> _Document excerpt_
--*--
Colombia remains our primary focus and represents 100% of the 2019 capital program. In December 2018, we announced our 2019 capital budget. On February 20, 2019, we announced the acquisitions of an additional 36.2% WI and operatorship in the Suroriente Block, 50%WI and operatorship in the PUT-8 Block and 100% WI in the LLA-5 Block and, as a result, have revised our 2019 capital budget as follows:


 
Number of Wells
(Gross)
Number of Wells
(Net)
2019 Capital Budget
($ million)
Colombia
 
 
 
  Development
26-30

25-29

130-135
  Exploration
6-8

6-8

80-85
  Facilities


85-90
  Seismic and Studies


25-30

32-38

31-37

320-340

Based on the midpoint of the updated guidance, the capital budget is forecasted to be approximately 65% directed to development and 35% to exploration. Approximately 25% of the 2019 capital program is expected to be directed to facilities, with approximately 50% of this investment expected to be dedicated to the ongoing facilities expansion at the Acordionero Field.
--*--
> _Goal 1_
Return the listing lines exactly, beginning at the very first line of the listing and stopping after the line that contains "334, 65, 344]", with both of those lines included.

> _Records to process_
--*--
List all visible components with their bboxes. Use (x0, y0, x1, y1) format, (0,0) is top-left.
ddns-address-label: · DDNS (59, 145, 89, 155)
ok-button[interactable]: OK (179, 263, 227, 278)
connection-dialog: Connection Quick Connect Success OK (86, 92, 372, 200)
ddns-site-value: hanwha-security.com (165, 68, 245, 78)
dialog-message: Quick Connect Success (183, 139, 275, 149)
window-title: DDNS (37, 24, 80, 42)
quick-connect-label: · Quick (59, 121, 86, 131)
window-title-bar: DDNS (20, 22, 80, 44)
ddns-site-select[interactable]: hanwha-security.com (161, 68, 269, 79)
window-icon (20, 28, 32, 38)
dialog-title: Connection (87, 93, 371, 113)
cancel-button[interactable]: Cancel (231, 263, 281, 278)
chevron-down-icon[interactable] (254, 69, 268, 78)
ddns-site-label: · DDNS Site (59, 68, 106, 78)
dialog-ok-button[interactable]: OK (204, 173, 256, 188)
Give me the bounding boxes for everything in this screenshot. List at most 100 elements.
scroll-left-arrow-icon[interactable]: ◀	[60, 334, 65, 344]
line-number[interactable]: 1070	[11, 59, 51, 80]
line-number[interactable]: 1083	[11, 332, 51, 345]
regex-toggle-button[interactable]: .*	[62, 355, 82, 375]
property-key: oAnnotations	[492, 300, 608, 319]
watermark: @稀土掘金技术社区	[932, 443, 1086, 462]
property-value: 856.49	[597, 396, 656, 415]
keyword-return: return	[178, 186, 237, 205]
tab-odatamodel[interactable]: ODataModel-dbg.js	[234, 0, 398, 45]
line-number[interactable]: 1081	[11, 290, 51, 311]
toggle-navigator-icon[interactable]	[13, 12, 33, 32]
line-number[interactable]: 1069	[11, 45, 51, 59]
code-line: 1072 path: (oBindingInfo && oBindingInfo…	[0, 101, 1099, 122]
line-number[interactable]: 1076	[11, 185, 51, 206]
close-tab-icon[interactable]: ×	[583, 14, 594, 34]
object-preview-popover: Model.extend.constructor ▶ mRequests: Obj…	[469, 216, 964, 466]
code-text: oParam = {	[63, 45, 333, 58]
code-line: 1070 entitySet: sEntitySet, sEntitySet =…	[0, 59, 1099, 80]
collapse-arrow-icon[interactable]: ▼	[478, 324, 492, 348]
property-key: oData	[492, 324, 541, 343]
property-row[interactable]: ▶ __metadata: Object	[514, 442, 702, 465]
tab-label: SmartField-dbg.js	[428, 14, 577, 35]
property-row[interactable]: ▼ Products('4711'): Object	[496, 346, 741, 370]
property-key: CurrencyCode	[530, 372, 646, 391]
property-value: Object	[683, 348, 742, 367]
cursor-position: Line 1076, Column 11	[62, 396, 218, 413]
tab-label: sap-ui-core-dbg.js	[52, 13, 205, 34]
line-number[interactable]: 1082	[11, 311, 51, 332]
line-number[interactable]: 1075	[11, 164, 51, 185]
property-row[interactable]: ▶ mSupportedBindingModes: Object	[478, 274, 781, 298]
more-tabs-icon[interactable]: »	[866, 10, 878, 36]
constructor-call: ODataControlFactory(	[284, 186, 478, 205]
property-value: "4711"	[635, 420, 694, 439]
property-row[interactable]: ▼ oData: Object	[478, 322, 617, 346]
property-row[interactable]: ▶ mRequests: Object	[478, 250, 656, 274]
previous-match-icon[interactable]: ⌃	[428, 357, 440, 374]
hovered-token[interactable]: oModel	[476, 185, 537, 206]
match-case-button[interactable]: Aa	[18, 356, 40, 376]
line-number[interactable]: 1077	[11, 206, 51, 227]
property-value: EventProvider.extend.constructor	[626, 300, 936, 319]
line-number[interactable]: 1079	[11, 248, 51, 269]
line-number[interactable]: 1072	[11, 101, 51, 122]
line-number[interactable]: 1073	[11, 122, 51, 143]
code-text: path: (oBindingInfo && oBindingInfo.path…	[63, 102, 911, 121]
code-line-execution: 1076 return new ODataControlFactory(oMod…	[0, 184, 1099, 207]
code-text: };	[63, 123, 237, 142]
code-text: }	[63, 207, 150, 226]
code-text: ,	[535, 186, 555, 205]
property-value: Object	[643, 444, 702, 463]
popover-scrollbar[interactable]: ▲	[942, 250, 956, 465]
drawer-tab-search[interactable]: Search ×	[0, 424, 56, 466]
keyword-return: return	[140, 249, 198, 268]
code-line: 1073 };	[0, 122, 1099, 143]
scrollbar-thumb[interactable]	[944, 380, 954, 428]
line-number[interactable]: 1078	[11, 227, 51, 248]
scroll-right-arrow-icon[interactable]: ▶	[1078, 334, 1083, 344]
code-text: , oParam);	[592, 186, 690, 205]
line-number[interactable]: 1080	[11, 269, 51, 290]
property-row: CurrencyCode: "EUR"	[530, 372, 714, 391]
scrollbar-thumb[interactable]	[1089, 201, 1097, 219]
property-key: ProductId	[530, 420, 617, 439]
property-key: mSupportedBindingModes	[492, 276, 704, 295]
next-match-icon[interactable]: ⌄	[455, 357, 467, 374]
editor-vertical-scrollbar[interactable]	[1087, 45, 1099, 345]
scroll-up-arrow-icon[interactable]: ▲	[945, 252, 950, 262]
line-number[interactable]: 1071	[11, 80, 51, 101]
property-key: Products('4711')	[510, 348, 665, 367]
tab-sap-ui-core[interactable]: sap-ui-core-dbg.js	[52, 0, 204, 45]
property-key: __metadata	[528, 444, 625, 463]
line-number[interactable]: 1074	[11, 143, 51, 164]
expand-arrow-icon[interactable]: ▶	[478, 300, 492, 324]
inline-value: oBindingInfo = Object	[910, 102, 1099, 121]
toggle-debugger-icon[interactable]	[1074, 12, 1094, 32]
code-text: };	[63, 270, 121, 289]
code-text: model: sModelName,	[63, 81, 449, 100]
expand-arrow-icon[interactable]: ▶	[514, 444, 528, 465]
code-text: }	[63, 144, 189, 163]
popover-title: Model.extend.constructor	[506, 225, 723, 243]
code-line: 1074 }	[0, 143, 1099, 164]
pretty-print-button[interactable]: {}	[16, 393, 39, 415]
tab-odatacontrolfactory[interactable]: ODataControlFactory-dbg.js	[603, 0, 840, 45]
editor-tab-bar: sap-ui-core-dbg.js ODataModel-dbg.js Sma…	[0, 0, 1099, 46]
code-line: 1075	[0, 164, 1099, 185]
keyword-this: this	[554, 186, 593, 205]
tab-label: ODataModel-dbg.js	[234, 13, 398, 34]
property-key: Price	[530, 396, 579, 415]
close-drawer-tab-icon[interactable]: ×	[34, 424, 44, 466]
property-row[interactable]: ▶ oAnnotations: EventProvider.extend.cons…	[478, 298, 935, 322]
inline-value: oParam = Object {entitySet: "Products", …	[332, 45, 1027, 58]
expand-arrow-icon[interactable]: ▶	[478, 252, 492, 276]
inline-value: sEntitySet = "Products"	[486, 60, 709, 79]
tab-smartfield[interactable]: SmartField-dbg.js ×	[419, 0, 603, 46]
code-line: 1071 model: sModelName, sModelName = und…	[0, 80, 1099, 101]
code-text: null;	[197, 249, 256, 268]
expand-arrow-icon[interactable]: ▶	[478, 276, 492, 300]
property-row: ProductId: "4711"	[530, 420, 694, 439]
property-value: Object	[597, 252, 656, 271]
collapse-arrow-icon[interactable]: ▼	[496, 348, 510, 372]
--*--
> _Goal 2_
Retype the passage on the 2019 Colombia capital budget exactly, beginning at the words "Colombia remains our" and stopping after the words "($ million)".

> _Reply 1_
List all visible components with their bboxes. Use (x0, y0, x1, y1) format, (0,0) is top-left.
ddns-address-label: · DDNS (59, 145, 89, 155)
ok-button[interactable]: OK (179, 263, 227, 278)
connection-dialog: Connection Quick Connect Success OK (86, 92, 372, 200)
ddns-site-value: hanwha-security.com (165, 68, 245, 78)
dialog-message: Quick Connect Success (183, 139, 275, 149)
window-title: DDNS (37, 24, 80, 42)
quick-connect-label: · Quick (59, 121, 86, 131)
window-title-bar: DDNS (20, 22, 80, 44)
ddns-site-select[interactable]: hanwha-security.com (161, 68, 269, 79)
window-icon (20, 28, 32, 38)
dialog-title: Connection (87, 93, 371, 113)
cancel-button[interactable]: Cancel (231, 263, 281, 278)
chevron-down-icon[interactable] (254, 69, 268, 78)
ddns-site-label: · DDNS Site (59, 68, 106, 78)
dialog-ok-button[interactable]: OK (204, 173, 256, 188)
Give me the bounding boxes for everything in this screenshot. List at most 100 elements.
scroll-left-arrow-icon[interactable]: ◀	[60, 334, 65, 344]

> _Reply 2_
Colombia remains our primary focus and represents 100% of the 2019 capital program. In December 2018, we announced our 2019 capital budget. On February 20, 2019, we announced the acquisitions of an additional 36.2% WI and operatorship in the Suroriente Block, 50%WI and operatorship in the PUT-8 Block and 100% WI in the LLA-5 Block and, as a result, have revised our 2019 capital budget as follows:


 
Number of Wells
(Gross)
Number of Wells
(Net)
2019 Capital Budget
($ million)